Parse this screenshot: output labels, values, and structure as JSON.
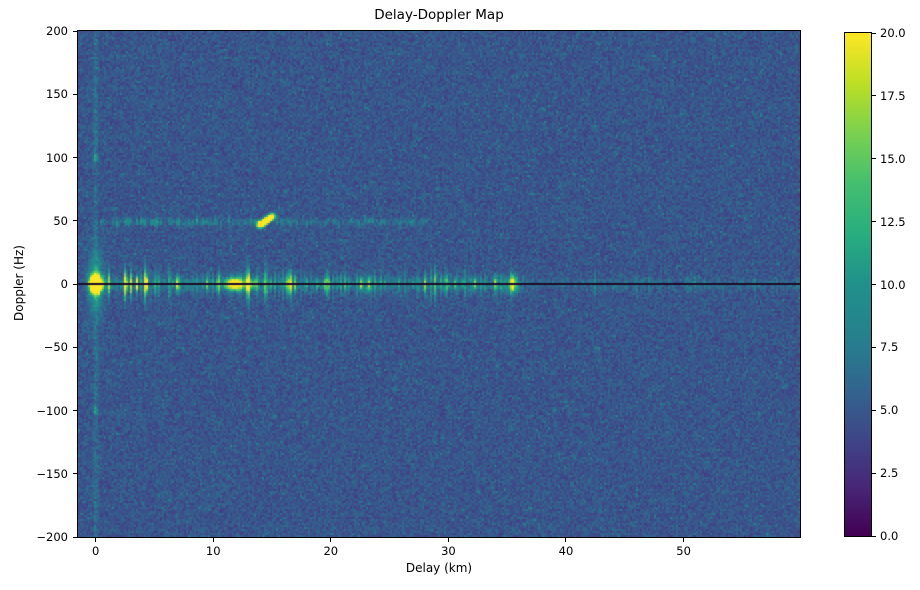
{
  "chart_data": {
    "type": "heatmap",
    "title": "Delay-Doppler Map",
    "xlabel": "Delay (km)",
    "ylabel": "Doppler (Hz)",
    "colormap": "viridis",
    "x_range_km": [
      -1.5,
      59.9
    ],
    "y_range_hz": [
      -200,
      200
    ],
    "color_range": [
      0.0,
      20.0
    ],
    "x_ticks": {
      "values": [
        0,
        10,
        20,
        30,
        40,
        50
      ],
      "labels": [
        "0",
        "10",
        "20",
        "30",
        "40",
        "50"
      ]
    },
    "y_ticks": {
      "values": [
        200,
        150,
        100,
        50,
        0,
        -50,
        -100,
        -150,
        -200
      ],
      "labels": [
        "200",
        "150",
        "100",
        "50",
        "0",
        "−50",
        "−100",
        "−150",
        "−200"
      ]
    },
    "colorbar_ticks": {
      "values": [
        0,
        2.5,
        5,
        7.5,
        10,
        12.5,
        15,
        17.5,
        20
      ],
      "labels": [
        "0.0",
        "2.5",
        "5.0",
        "7.5",
        "10.0",
        "12.5",
        "15.0",
        "17.5",
        "20.0"
      ]
    },
    "viridis_stops": [
      "#440154",
      "#482878",
      "#3e4989",
      "#31688e",
      "#26828e",
      "#21918c",
      "#28ae80",
      "#44bf70",
      "#7ad151",
      "#bddf26",
      "#fde725"
    ],
    "background_noise": {
      "mean": 4.8,
      "seed": 42
    },
    "features": [
      {
        "type": "vline",
        "delay": 0,
        "amp": 1.7,
        "sigma_km": 0.13
      },
      {
        "type": "streak",
        "doppler": 49,
        "delay_start": 0.3,
        "delay_end": 28.5,
        "amp": 4.6,
        "sigma_hz": 1.8,
        "gap_prob": 0.18,
        "fade_after": 14
      },
      {
        "type": "clutter_ridge",
        "doppler": 0,
        "delay_start": -0.7,
        "delay_end": 36,
        "amp": 6.5,
        "sigma_hz": 4,
        "spike_prob": 0.2,
        "spike_amp": 9
      },
      {
        "type": "clutter_ridge",
        "doppler": 0,
        "delay_start": 36,
        "delay_end": 59.9,
        "amp": 2.4,
        "sigma_hz": 2.6,
        "spike_prob": 0.07,
        "spike_amp": 2.5
      },
      {
        "type": "blob",
        "delay": 0,
        "doppler": 0,
        "amp": 38,
        "sigma_km": 0.32,
        "sigma_hz": 4.2
      },
      {
        "type": "blob",
        "delay": 0,
        "doppler": 0,
        "amp": 6,
        "sigma_km": 0.45,
        "sigma_hz": 16
      },
      {
        "type": "blob",
        "delay": 11.8,
        "doppler": 0,
        "amp": 20,
        "sigma_km": 0.5,
        "sigma_hz": 3.2
      },
      {
        "type": "blob",
        "delay": 13.1,
        "doppler": 0,
        "amp": 10,
        "sigma_km": 0.35,
        "sigma_hz": 2.8
      },
      {
        "type": "blob",
        "delay": 35.5,
        "doppler": 0,
        "amp": 10,
        "sigma_km": 0.3,
        "sigma_hz": 4.5
      },
      {
        "type": "blob",
        "delay": 0,
        "doppler": 100,
        "amp": 6.5,
        "sigma_km": 0.12,
        "sigma_hz": 2.2
      },
      {
        "type": "blob",
        "delay": 0,
        "doppler": -100,
        "amp": 6.0,
        "sigma_km": 0.12,
        "sigma_hz": 2.2
      },
      {
        "type": "slant_target",
        "d0": 13.9,
        "f0": 46,
        "d1": 15.1,
        "f1": 54,
        "amp": 17,
        "sigma_km": 0.18,
        "sigma_hz": 1.5
      },
      {
        "type": "dark_hline",
        "doppler": 0,
        "half_width_hz": 1.1,
        "value": 1.2
      },
      {
        "type": "axhline",
        "doppler": 0,
        "color": "#000000",
        "linewidth": 1.4
      }
    ]
  }
}
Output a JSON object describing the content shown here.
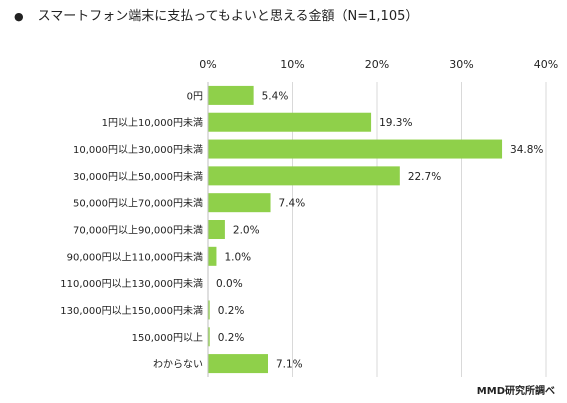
{
  "title": "スマートフォン端末に支払ってもよいと思える金額（N=1,105）",
  "bullet": "●",
  "source": "MMD研究所調べ",
  "colors": {
    "bar": "#8fd04a",
    "grid": "#d9d9d9",
    "text": "#222222"
  },
  "chart_data": {
    "type": "bar",
    "orientation": "horizontal",
    "title": "スマートフォン端末に支払ってもよいと思える金額（N=1,105）",
    "categories": [
      "0円",
      "1円以上10,000円未満",
      "10,000円以上30,000円未満",
      "30,000円以上50,000円未満",
      "50,000円以上70,000円未満",
      "70,000円以上90,000円未満",
      "90,000円以上110,000円未満",
      "110,000円以上130,000円未満",
      "130,000円以上150,000円未満",
      "150,000円以上",
      "わからない"
    ],
    "values": [
      5.4,
      19.3,
      34.8,
      22.7,
      7.4,
      2.0,
      1.0,
      0.0,
      0.2,
      0.2,
      7.1
    ],
    "value_labels": [
      "5.4%",
      "19.3%",
      "34.8%",
      "22.7%",
      "7.4%",
      "2.0%",
      "1.0%",
      "0.0%",
      "0.2%",
      "0.2%",
      "7.1%"
    ],
    "xlim": [
      0,
      40
    ],
    "ticks": [
      0,
      10,
      20,
      30,
      40
    ],
    "tick_labels": [
      "0%",
      "10%",
      "20%",
      "30%",
      "40%"
    ],
    "xlabel": "",
    "ylabel": "",
    "grid": true,
    "legend": "none"
  }
}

___

What is being asked: Reproduce the material above in full and without alteration, but skip all pictures.

Solution to this task:
Parse this screenshot: output labels, values, and structure as JSON.
{
  "chart_data": {
    "type": "heatmap",
    "title": "Delay-Doppler Map",
    "xlabel": "Delay (km)",
    "ylabel": "Doppler (Hz)",
    "colormap": "viridis",
    "x_range_km": [
      -1.5,
      59.9
    ],
    "y_range_hz": [
      -200,
      200
    ],
    "color_range": [
      0.0,
      20.0
    ],
    "x_ticks": {
      "values": [
        0,
        10,
        20,
        30,
        40,
        50
      ],
      "labels": [
        "0",
        "10",
        "20",
        "30",
        "40",
        "50"
      ]
    },
    "y_ticks": {
      "values": [
        200,
        150,
        100,
        50,
        0,
        -50,
        -100,
        -150,
        -200
      ],
      "labels": [
        "200",
        "150",
        "100",
        "50",
        "0",
        "−50",
        "−100",
        "−150",
        "−200"
      ]
    },
    "colorbar_ticks": {
      "values": [
        0,
        2.5,
        5,
        7.5,
        10,
        12.5,
        15,
        17.5,
        20
      ],
      "labels": [
        "0.0",
        "2.5",
        "5.0",
        "7.5",
        "10.0",
        "12.5",
        "15.0",
        "17.5",
        "20.0"
      ]
    },
    "viridis_stops": [
      "#440154",
      "#482878",
      "#3e4989",
      "#31688e",
      "#26828e",
      "#21918c",
      "#28ae80",
      "#44bf70",
      "#7ad151",
      "#bddf26",
      "#fde725"
    ],
    "background_noise": {
      "mean": 4.8,
      "seed": 42
    },
    "features": [
      {
        "type": "vline",
        "delay": 0,
        "amp": 1.7,
        "sigma_km": 0.13
      },
      {
        "type": "streak",
        "doppler": 49,
        "delay_start": 0.3,
        "delay_end": 28.5,
        "amp": 4.6,
        "sigma_hz": 1.8,
        "gap_prob": 0.18,
        "fade_after": 14
      },
      {
        "type": "clutter_ridge",
        "doppler": 0,
        "delay_start": -0.7,
        "delay_end": 36,
        "amp": 6.5,
        "sigma_hz": 4,
        "spike_prob": 0.2,
        "spike_amp": 9
      },
      {
        "type": "clutter_ridge",
        "doppler": 0,
        "delay_start": 36,
        "delay_end": 59.9,
        "amp": 2.4,
        "sigma_hz": 2.6,
        "spike_prob": 0.07,
        "spike_amp": 2.5
      },
      {
        "type": "blob",
        "delay": 0,
        "doppler": 0,
        "amp": 38,
        "sigma_km": 0.32,
        "sigma_hz": 4.2
      },
      {
        "type": "blob",
        "delay": 0,
        "doppler": 0,
        "amp": 6,
        "sigma_km": 0.45,
        "sigma_hz": 16
      },
      {
        "type": "blob",
        "delay": 11.8,
        "doppler": 0,
        "amp": 20,
        "sigma_km": 0.5,
        "sigma_hz": 3.2
      },
      {
        "type": "blob",
        "delay": 13.1,
        "doppler": 0,
        "amp": 10,
        "sigma_km": 0.35,
        "sigma_hz": 2.8
      },
      {
        "type": "blob",
        "delay": 35.5,
        "doppler": 0,
        "amp": 10,
        "sigma_km": 0.3,
        "sigma_hz": 4.5
      },
      {
        "type": "blob",
        "delay": 0,
        "doppler": 100,
        "amp": 6.5,
        "sigma_km": 0.12,
        "sigma_hz": 2.2
      },
      {
        "type": "blob",
        "delay": 0,
        "doppler": -100,
        "amp": 6.0,
        "sigma_km": 0.12,
        "sigma_hz": 2.2
      },
      {
        "type": "slant_target",
        "d0": 13.9,
        "f0": 46,
        "d1": 15.1,
        "f1": 54,
        "amp": 17,
        "sigma_km": 0.18,
        "sigma_hz": 1.5
      },
      {
        "type": "dark_hline",
        "doppler": 0,
        "half_width_hz": 1.1,
        "value": 1.2
      },
      {
        "type": "axhline",
        "doppler": 0,
        "color": "#000000",
        "linewidth": 1.4
      }
    ]
  }
}
Output a JSON object describing the content shown here.
{
  "title": "スマートフォン端末に支払ってもよいと思える金額（N=1,105）",
  "bullet": "●",
  "source": "MMD研究所調べ",
  "colors": {
    "bar": "#8fd04a",
    "grid": "#d9d9d9",
    "text": "#222222"
  },
  "chart_data": {
    "type": "bar",
    "orientation": "horizontal",
    "title": "スマートフォン端末に支払ってもよいと思える金額（N=1,105）",
    "categories": [
      "0円",
      "1円以上10,000円未満",
      "10,000円以上30,000円未満",
      "30,000円以上50,000円未満",
      "50,000円以上70,000円未満",
      "70,000円以上90,000円未満",
      "90,000円以上110,000円未満",
      "110,000円以上130,000円未満",
      "130,000円以上150,000円未満",
      "150,000円以上",
      "わからない"
    ],
    "values": [
      5.4,
      19.3,
      34.8,
      22.7,
      7.4,
      2.0,
      1.0,
      0.0,
      0.2,
      0.2,
      7.1
    ],
    "value_labels": [
      "5.4%",
      "19.3%",
      "34.8%",
      "22.7%",
      "7.4%",
      "2.0%",
      "1.0%",
      "0.0%",
      "0.2%",
      "0.2%",
      "7.1%"
    ],
    "xlim": [
      0,
      40
    ],
    "ticks": [
      0,
      10,
      20,
      30,
      40
    ],
    "tick_labels": [
      "0%",
      "10%",
      "20%",
      "30%",
      "40%"
    ],
    "xlabel": "",
    "ylabel": "",
    "grid": true,
    "legend": "none"
  }
}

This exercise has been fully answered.